(Data records)
= = = = = = =

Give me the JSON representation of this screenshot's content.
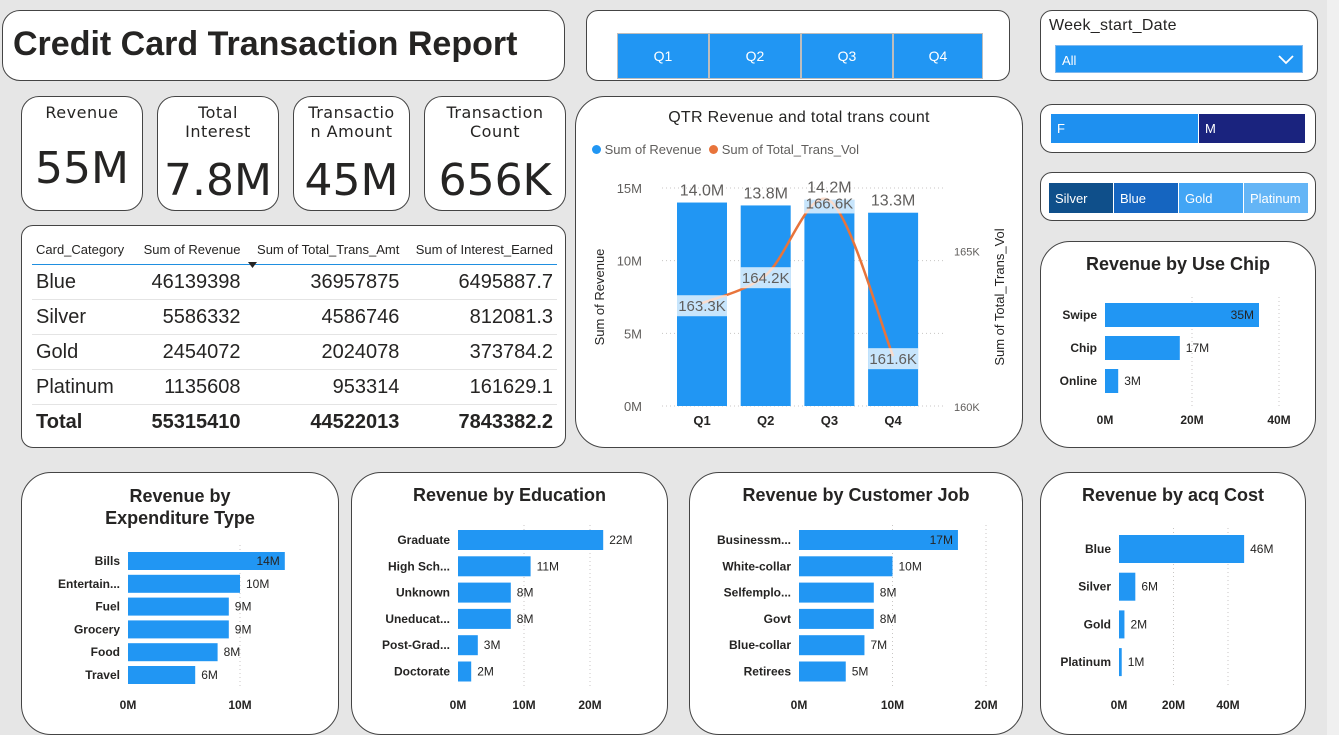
{
  "title": "Credit Card Transaction Report",
  "quarters": [
    "Q1",
    "Q2",
    "Q3",
    "Q4"
  ],
  "week_filter": {
    "label": "Week_start_Date",
    "value": "All"
  },
  "gender_slicer": [
    "F",
    "M"
  ],
  "category_slicer": [
    "Silver",
    "Blue",
    "Gold",
    "Platinum"
  ],
  "colors": {
    "bar": "#2196f3",
    "line": "#e8743b",
    "accent_dark": "#1a237e",
    "slicer_sel": "#0f4f8a"
  },
  "kpis": [
    {
      "label": "Revenue",
      "value": "55M"
    },
    {
      "label": "Total Interest",
      "value": "7.8M"
    },
    {
      "label": "Transactio n Amount",
      "value": "45M"
    },
    {
      "label": "Transaction Count",
      "value": "656K"
    }
  ],
  "matrix": {
    "headers": [
      "Card_Category",
      "Sum of Revenue",
      "Sum of Total_Trans_Amt",
      "Sum of Interest_Earned"
    ],
    "rows": [
      [
        "Blue",
        "46139398",
        "36957875",
        "6495887.7"
      ],
      [
        "Silver",
        "5586332",
        "4586746",
        "812081.3"
      ],
      [
        "Gold",
        "2454072",
        "2024078",
        "373784.2"
      ],
      [
        "Platinum",
        "1135608",
        "953314",
        "161629.1"
      ]
    ],
    "total": [
      "Total",
      "55315410",
      "44522013",
      "7843382.2"
    ]
  },
  "chart_data": [
    {
      "id": "qtr",
      "type": "bar",
      "title": "QTR Revenue and total trans count",
      "legend": [
        "Sum of Revenue",
        "Sum of Total_Trans_Vol"
      ],
      "categories": [
        "Q1",
        "Q2",
        "Q3",
        "Q4"
      ],
      "series": [
        {
          "name": "Sum of Revenue",
          "type": "bar",
          "values": [
            14.0,
            13.8,
            14.2,
            13.3
          ],
          "labels": [
            "14.0M",
            "13.8M",
            "14.2M",
            "13.3M"
          ]
        },
        {
          "name": "Sum of Total_Trans_Vol",
          "type": "line",
          "values": [
            163.3,
            164.2,
            166.6,
            161.6
          ],
          "labels": [
            "163.3K",
            "164.2K",
            "166.6K",
            "161.6K"
          ]
        }
      ],
      "ylabel": "Sum of Revenue",
      "y2label": "Sum of Total_Trans_Vol",
      "ylim": [
        0,
        15
      ],
      "yticks": [
        "0M",
        "5M",
        "10M",
        "15M"
      ],
      "y2lim": [
        160,
        167
      ],
      "y2ticks": [
        "160K",
        "165K"
      ]
    },
    {
      "id": "chip",
      "type": "bar",
      "title": "Revenue by Use Chip",
      "categories": [
        "Swipe",
        "Chip",
        "Online"
      ],
      "values": [
        35,
        17,
        3
      ],
      "labels": [
        "35M",
        "17M",
        "3M"
      ],
      "xlim": [
        0,
        45
      ],
      "xticks": [
        "0M",
        "20M",
        "40M"
      ]
    },
    {
      "id": "exp",
      "type": "bar",
      "title": "Revenue by Expenditure Type",
      "categories": [
        "Bills",
        "Entertain...",
        "Fuel",
        "Grocery",
        "Food",
        "Travel"
      ],
      "values": [
        14,
        10,
        9,
        9,
        8,
        6
      ],
      "labels": [
        "14M",
        "10M",
        "9M",
        "9M",
        "8M",
        "6M"
      ],
      "xlim": [
        0,
        15
      ],
      "xticks": [
        "0M",
        "10M"
      ]
    },
    {
      "id": "edu",
      "type": "bar",
      "title": "Revenue by Education",
      "categories": [
        "Graduate",
        "High Sch...",
        "Unknown",
        "Uneducat...",
        "Post-Grad...",
        "Doctorate"
      ],
      "values": [
        22,
        11,
        8,
        8,
        3,
        2
      ],
      "labels": [
        "22M",
        "11M",
        "8M",
        "8M",
        "3M",
        "2M"
      ],
      "xlim": [
        0,
        25
      ],
      "xticks": [
        "0M",
        "10M",
        "20M"
      ]
    },
    {
      "id": "job",
      "type": "bar",
      "title": "Revenue by Customer Job",
      "categories": [
        "Businessm...",
        "White-collar",
        "Selfemplo...",
        "Govt",
        "Blue-collar",
        "Retirees"
      ],
      "values": [
        17,
        10,
        8,
        8,
        7,
        5
      ],
      "labels": [
        "17M",
        "10M",
        "8M",
        "8M",
        "7M",
        "5M"
      ],
      "xlim": [
        0,
        20
      ],
      "xticks": [
        "0M",
        "10M",
        "20M"
      ]
    },
    {
      "id": "acq",
      "type": "bar",
      "title": "Revenue by acq Cost",
      "categories": [
        "Blue",
        "Silver",
        "Gold",
        "Platinum"
      ],
      "values": [
        46,
        6,
        2,
        1
      ],
      "labels": [
        "46M",
        "6M",
        "2M",
        "1M"
      ],
      "xlim": [
        0,
        50
      ],
      "xticks": [
        "0M",
        "20M",
        "40M"
      ]
    }
  ]
}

= = = = = = =

WHAT IS REQUIRED: Look through the material above and work out how many of its lines contain "Transaction". State the number only.

ANSWER TO THIS PROBLEM: 2